(Task instructions):
Put every line of the entries below into a JSON list of strings, one string per line, skipping blank lines. Leave the pictures out of your answer.

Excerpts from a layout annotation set
-*-*-
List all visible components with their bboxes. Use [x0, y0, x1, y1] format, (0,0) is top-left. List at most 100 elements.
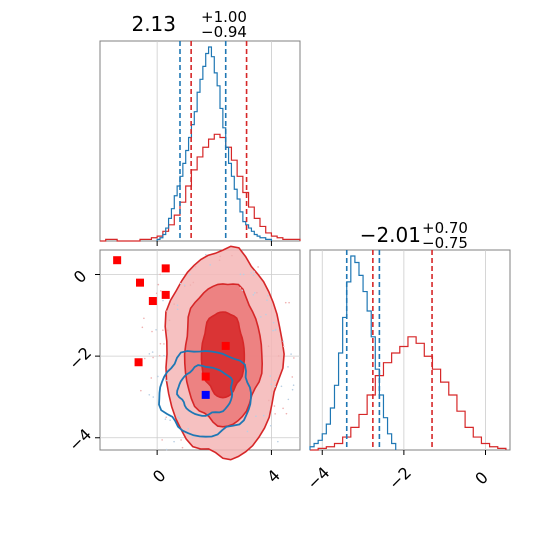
joint-sample-point [159, 273, 161, 276]
title-y-minus: −0.75 [422, 234, 468, 252]
joint-sample-point [260, 316, 262, 318]
joint-sample-point [262, 414, 265, 417]
joint-sample-point [293, 357, 295, 359]
right-x-tick-label-0: −4 [303, 463, 333, 493]
joint-sample-point [292, 384, 295, 387]
joint-sample-point [143, 317, 145, 320]
joint-sample-point [257, 266, 259, 268]
joint-sample-point [166, 329, 169, 332]
joint-sample-point [277, 355, 280, 357]
joint-sample-point [272, 329, 274, 332]
joint-sample-point [183, 284, 186, 286]
joint-sample-point [179, 282, 182, 285]
joint-sample-point [282, 345, 285, 348]
red-marker-6 [134, 358, 143, 367]
joint-sample-point [291, 376, 294, 378]
red-marker-4 [161, 290, 170, 299]
joint-sample-point [151, 330, 153, 333]
joint-sample-point [164, 418, 167, 420]
joint-sample-point [159, 289, 162, 292]
red-marker-2 [161, 264, 170, 273]
joint-sample-point [273, 405, 276, 407]
joint-sample-point [148, 393, 151, 396]
y-tick-label-2: 0 [70, 266, 91, 287]
joint-sample-point [250, 272, 252, 274]
x-tick-label-1: 4 [263, 466, 284, 487]
joint-sample-point [269, 375, 272, 377]
joint-sample-point [165, 448, 168, 451]
joint-sample-point [274, 385, 277, 388]
joint-sample-point [165, 416, 168, 419]
joint-sample-point [181, 446, 184, 449]
joint-sample-point [157, 375, 159, 378]
hist-x-red [100, 133, 301, 242]
joint-blue-contour-0 [158, 350, 252, 438]
title-y-plus: +0.70 [422, 219, 468, 237]
panel-frame-rightHist [309, 249, 511, 451]
joint-sample-point [161, 439, 163, 441]
joint-sample-point [266, 294, 269, 297]
joint-sample-point [274, 329, 277, 331]
joint-sample-point [239, 273, 242, 276]
joint-sample-point [162, 329, 164, 331]
red-marker-1 [136, 278, 144, 287]
joint-sample-point [209, 264, 212, 266]
joint-sample-point [252, 274, 255, 277]
joint-sample-point [273, 379, 276, 382]
joint-sample-point [177, 416, 179, 418]
joint-sample-point [163, 354, 165, 357]
joint-sample-point [166, 379, 168, 382]
joint-sample-point [287, 366, 289, 368]
joint-sample-point [168, 319, 171, 322]
joint-sample-point [274, 413, 276, 415]
joint-sample-point [272, 321, 275, 324]
x-tick-label-0: 0 [149, 466, 170, 487]
joint-sample-point [290, 353, 292, 355]
panel-frame-joint [99, 249, 301, 451]
joint-sample-point [141, 326, 144, 329]
joint-sample-point [284, 301, 287, 304]
joint-sample-point [152, 356, 154, 359]
joint-sample-point [140, 389, 142, 392]
joint-sample-point [253, 292, 256, 294]
joint-sample-point [192, 281, 195, 284]
joint-sample-point [282, 407, 284, 410]
joint-sample-point [159, 342, 162, 345]
joint-sample-point [162, 299, 164, 302]
joint-sample-point [255, 415, 257, 418]
joint-sample-point [180, 439, 182, 441]
joint-sample-point [150, 377, 153, 379]
hist-y-blue [309, 255, 397, 450]
joint-sample-point [269, 424, 272, 427]
joint-sample-point [231, 254, 233, 257]
joint-sample-point [152, 396, 155, 398]
joint-sample-point [252, 293, 255, 296]
joint-sample-point [166, 310, 168, 312]
joint-sample-point [157, 283, 160, 286]
joint-sample-point [218, 259, 221, 262]
joint-sample-point [288, 301, 290, 304]
joint-sample-point [148, 353, 151, 355]
joint-sample-point [155, 292, 158, 295]
y-tick-label-1: −2 [65, 343, 95, 373]
joint-sample-point [291, 388, 294, 391]
joint-sample-point [155, 328, 157, 331]
red-marker-3 [148, 297, 157, 306]
hist-y-red [310, 336, 507, 451]
joint-sample-point [277, 440, 279, 443]
title-x-plus: +1.00 [201, 8, 247, 26]
joint-blue-contour-1 [176, 364, 234, 417]
joint-sample-point [173, 303, 175, 305]
panel-frame-topHist [99, 40, 301, 242]
blue-marker-0 [201, 390, 210, 399]
joint-sample-point [205, 253, 207, 256]
joint-sample-point [178, 417, 181, 420]
title-y-median: −2.01 [360, 223, 421, 247]
joint-sample-point [176, 308, 179, 311]
joint-sample-point [266, 299, 268, 301]
joint-sample-point [188, 273, 191, 276]
joint-sample-point [267, 345, 270, 348]
red-marker-0 [113, 256, 122, 265]
joint-sample-point [176, 304, 179, 307]
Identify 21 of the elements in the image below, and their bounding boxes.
-*-*-
(Response):
[
  "List all visible components with their bboxes. Use [x0, y0, x1, y1] format, (0,0) is top-left. List at most 100 elements.",
  "joint-sample-point [159, 273, 161, 276]",
  "title-y-minus: −0.75 [422, 234, 468, 252]",
  "joint-sample-point [260, 316, 262, 318]",
  "joint-sample-point [262, 414, 265, 417]",
  "joint-sample-point [293, 357, 295, 359]",
  "right-x-tick-label-0: −4 [303, 463, 333, 493]",
  "joint-sample-point [292, 384, 295, 387]",
  "joint-sample-point [143, 317, 145, 320]",
  "joint-sample-point [257, 266, 259, 268]",
  "joint-sample-point [166, 329, 169, 332]",
  "joint-sample-point [277, 355, 280, 357]",
  "joint-sample-point [272, 329, 274, 332]",
  "joint-sample-point [183, 284, 186, 286]",
  "joint-sample-point [179, 282, 182, 285]",
  "joint-sample-point [282, 345, 285, 348]",
  "red-marker-6 [134, 358, 143, 367]",
  "joint-sample-point [291, 376, 294, 378]",
  "red-marker-4 [161, 290, 170, 299]",
  "joint-sample-point [151, 330, 153, 333]",
  "joint-sample-point [164, 418, 167, 420]",
  "joint-sample-point [159, 289, 162, 292]",
  "red-marker-2 [161, 264, 170, 273]",
  "joint-sample-point [273, 405, 276, 407]",
  "joint-sample-point [148, 393, 151, 396]",
  "y-tick-label-2: 0 [70, 266, 91, 287]",
  "joint-sample-point [250, 272, 252, 274]",
  "x-tick-label-1: 4 [263, 466, 284, 487]",
  "joint-sample-point [269, 375, 272, 377]",
  "joint-sample-point [165, 448, 168, 451]",
  "joint-sample-point [274, 385, 277, 388]",
  "joint-sample-point [165, 416, 168, 419]",
  "joint-sample-point [181, 446, 184, 449]",
  "joint-sample-point [157, 375, 159, 378]",
  "hist-x-red [100, 133, 301, 242]",
  "joint-blue-contour-0 [158, 350, 252, 438]",
  "title-y-plus: +0.70 [422, 219, 468, 237]",
  "panel-frame-rightHist [309, 249, 511, 451]",
  "joint-sample-point [161, 439, 163, 441]",
  "joint-sample-point [266, 294, 269, 297]",
  "joint-sample-point [274, 329, 277, 331]",
  "joint-sample-point [239, 273, 242, 276]",
  "joint-sample-point [162, 329, 164, 331]",
  "red-marker-1 [136, 278, 144, 287]",
  "joint-sample-point [209, 264, 212, 266]",
  "joint-sample-point [252, 274, 255, 277]",
  "joint-sample-point [273, 379, 276, 382]",
  "joint-sample-point [177, 416, 179, 418]",
  "joint-sample-point [163, 354, 165, 357]",
  "joint-sample-point [166, 379, 168, 382]",
  "joint-sample-point [287, 366, 289, 368]",
  "joint-sample-point [168, 319, 171, 322]",
  "joint-sample-point [274, 413, 276, 415]",
  "joint-sample-point [272, 321, 275, 324]",
  "x-tick-label-0: 0 [149, 466, 170, 487]",
  "joint-sample-point [290, 353, 292, 355]",
  "panel-frame-joint [99, 249, 301, 451]",
  "joint-sample-point [141, 326, 144, 329]",
  "joint-sample-point [284, 301, 287, 304]",
  "joint-sample-point [152, 356, 154, 359]",
  "joint-sample-point [140, 389, 142, 392]",
  "joint-sample-point [253, 292, 256, 294]",
  "joint-sample-point [192, 281, 195, 284]",
  "joint-sample-point [282, 407, 284, 410]",
  "joint-sample-point [159, 342, 162, 345]",
  "joint-sample-point [162, 299, 164, 302]",
  "joint-sample-point [255, 415, 257, 418]",
  "joint-sample-point [180, 439, 182, 441]",
  "joint-sample-point [150, 377, 153, 379]",
  "hist-y-blue [309, 255, 397, 450]",
  "joint-sample-point [269, 424, 272, 427]",
  "joint-sample-point [231, 254, 233, 257]",
  "joint-sample-point [152, 396, 155, 398]",
  "joint-sample-point [252, 293, 255, 296]",
  "joint-sample-point [166, 310, 168, 312]",
  "joint-sample-point [157, 283, 160, 286]",
  "joint-sample-point [218, 259, 221, 262]",
  "joint-sample-point [288, 301, 290, 304]",
  "joint-sample-point [148, 353, 151, 355]",
  "joint-sample-point [155, 292, 158, 295]",
  "y-tick-label-1: −2 [65, 343, 95, 373]",
  "joint-sample-point [291, 388, 294, 391]",
  "joint-sample-point [155, 328, 157, 331]",
  "red-marker-3 [148, 297, 157, 306]",
  "hist-y-red [310, 336, 507, 451]",
  "joint-sample-point [277, 440, 279, 443]",
  "title-x-plus: +1.00 [201, 8, 247, 26]",
  "joint-blue-contour-1 [176, 364, 234, 417]",
  "joint-sample-point [173, 303, 175, 305]",
  "panel-frame-topHist [99, 40, 301, 242]",
  "blue-marker-0 [201, 390, 210, 399]",
  "joint-sample-point [205, 253, 207, 256]",
  "joint-sample-point [178, 417, 181, 420]",
  "title-y-median: −2.01 [360, 223, 421, 247]",
  "joint-sample-point [176, 308, 179, 311]",
  "joint-sample-point [266, 299, 268, 301]",
  "joint-sample-point [188, 273, 191, 276]",
  "joint-sample-point [267, 345, 270, 348]",
  "red-marker-0 [113, 256, 122, 265]",
  "joint-sample-point [176, 304, 179, 307]",
  "Identify 21 of the elements in the image below, and their bounding boxes."
]